- _EXCERPT TO READ_
begin
What I assume is that I require some sort of code like this :
{-...-}
... = evalState (bfs) ((Set.singleton start),[start])
where
neighbors x = Map.findWithDefault [] x adj
bfs =do (vis,x:queue)<-get
map (\neighbor ->
if (Set.member neighbor vis)
then put(vis,queue)
else put ((Set.insert neighbor vis), queue++[neighbor]) >> (addToTree neighbor)
) neighbors x
(vis,queue)<-get
while (length queue > 0)
I understand that this implementation is very erroneous but this should give minimalistic view for how I think BFS should be implemented. Also, I really don't know how to circumvent using while loop for do blocks.(i.e should I use recursive algorithm to overcome it or should I think of completely different strategy)
Considering one of the answer I've found in previous question linked above, it seems like the answer should look like this :
newtype Graph a = Graph (Map.Map a [a]) deriving (Ord, Eq, Show)
data Tree a = Tree a [Tree a] deriving (Ord, Eq, Show)
bfs :: (Ord a) => Graph a -> a -> Tree a
bfs (Graph adj) start = evalState (bfs') ((Set.singleton start),[start])
end
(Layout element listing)
begin
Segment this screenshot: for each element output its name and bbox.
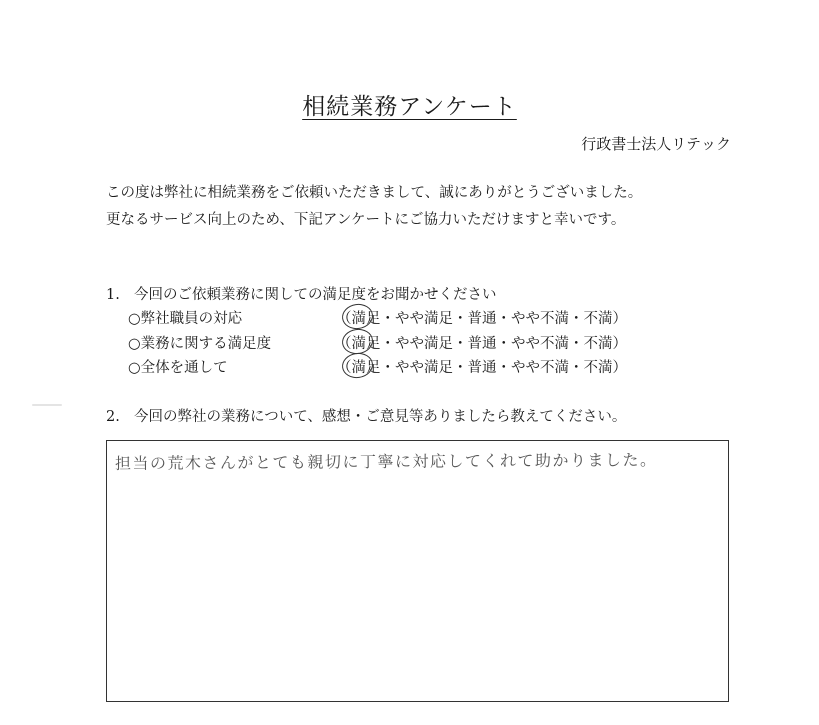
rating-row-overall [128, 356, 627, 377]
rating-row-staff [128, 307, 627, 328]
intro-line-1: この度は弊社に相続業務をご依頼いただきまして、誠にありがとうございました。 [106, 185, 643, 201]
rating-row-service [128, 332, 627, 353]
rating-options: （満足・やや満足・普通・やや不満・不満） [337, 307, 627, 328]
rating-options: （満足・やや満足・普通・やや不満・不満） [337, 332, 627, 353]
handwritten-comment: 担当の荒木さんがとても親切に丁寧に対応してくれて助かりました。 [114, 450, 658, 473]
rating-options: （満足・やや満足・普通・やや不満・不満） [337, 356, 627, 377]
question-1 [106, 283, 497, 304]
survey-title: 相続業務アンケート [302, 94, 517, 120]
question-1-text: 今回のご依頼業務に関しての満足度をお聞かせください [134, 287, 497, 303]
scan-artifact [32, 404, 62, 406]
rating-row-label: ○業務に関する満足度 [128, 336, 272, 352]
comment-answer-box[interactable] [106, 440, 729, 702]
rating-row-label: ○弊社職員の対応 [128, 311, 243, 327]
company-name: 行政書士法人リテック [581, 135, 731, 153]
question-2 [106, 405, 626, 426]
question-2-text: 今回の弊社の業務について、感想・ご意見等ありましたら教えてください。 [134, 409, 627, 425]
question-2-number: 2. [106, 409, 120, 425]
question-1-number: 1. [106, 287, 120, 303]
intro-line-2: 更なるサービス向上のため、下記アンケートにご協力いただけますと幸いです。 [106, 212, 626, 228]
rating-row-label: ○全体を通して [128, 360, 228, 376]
end
- _TASKS TO COMPLETE_
1 > From the Haskell BFS post, extract the passage between "else put ((Set.insert" and "[a]) deriving (Ord, Eq, Show)", inclusive.
2 > Extend the Haskell BFS post, picking up after its last line.

- _ANSWER LIST_
1 >
else put ((Set.insert neighbor vis), queue++[neighbor]) >> (addToTree neighbor)
) neighbors x
(vis,queue)<-get
while (length queue > 0)
I understand that this implementation is very erroneous but this should give minimalistic view for how I think BFS should be implemented. Also, I really don't know how to circumvent using while loop for do blocks.(i.e should I use recursive algorithm to overcome it or should I think of completely different strategy)
Considering one of the answer I've found in previous question linked above, it seems like the answer should look like this :
newtype Graph a = Graph (Map.Map a [a]) deriving (Ord, Eq, Show)

2 >
where
bfs' = {-part where I don't know-}
Finally, if such implementation for BFS using state monad is impossible due to some reason, (which I believe not to be) please correct my false assumption.
I've seen some of the examples for BFS in Haskell without using state monad but I want to learn more about how state monad can be processed and couldn't have found any of examples of BFS implemented using state monad.
Thanks in advance.
EDIT:
I came up with some sort of algorithm using state monad but I fall in infinite loop.
bfs :: (Ord a) => Graph a -> a -> Tree a
bfs (Graph adj) start = evalState (bfs' (Graph adj) start) (Set.singleton start)
bfs' :: (Ord a) => Graph a -> a -> State (Set.Set a) (Tree a)
bfs' (Graph adj) point= do
vis <- get
let neighbors x = Map.findWithDefault [] x adj
let addableNeighbors (x:xs) = if Set.member x vis
then addableNeighbors(xs)
else x:addableNeighbors(xs)
let addVisited (vis) (ns) = Set.union (vis) $ Set.fromList ns
let newVisited = addVisited vis $ addableNeighbors $ neighbors point
put newVisited
return (Tree point $ map (flip evalState newVisited) (map (bfs' (Graph adj)) $ addableNeighbors $ neighbors point))
EDIT2: With some expense of space complexity, I've came out with a solution to get BFS graph using graph to return and queue to process. Despite it is not the optimal solution for generating BFS tree/graph, it will work.
bfs :: (Ord a) => Graph a -> a -> Graph a
bfs (Graph adj) start = evalState (bfs' (Graph adj) (Graph(Map.empty)) [start]) (Set.singleton start)
bfs':: (Ord a) => Graph a -> Graph a -> [a] -> State (Set.Set a) (Graph a)
bfs' _ (Graph ret) [] = return (Graph ret)
bfs' (Graph adj) (Graph ret) (p:points)= do
vis <- get
let neighbors x = Map.findWithDefault [] x adj
let addableNeighbors ns
| null ns = []
| otherwise = if Set.member (head ns) vis
then addableNeighbors(tail ns)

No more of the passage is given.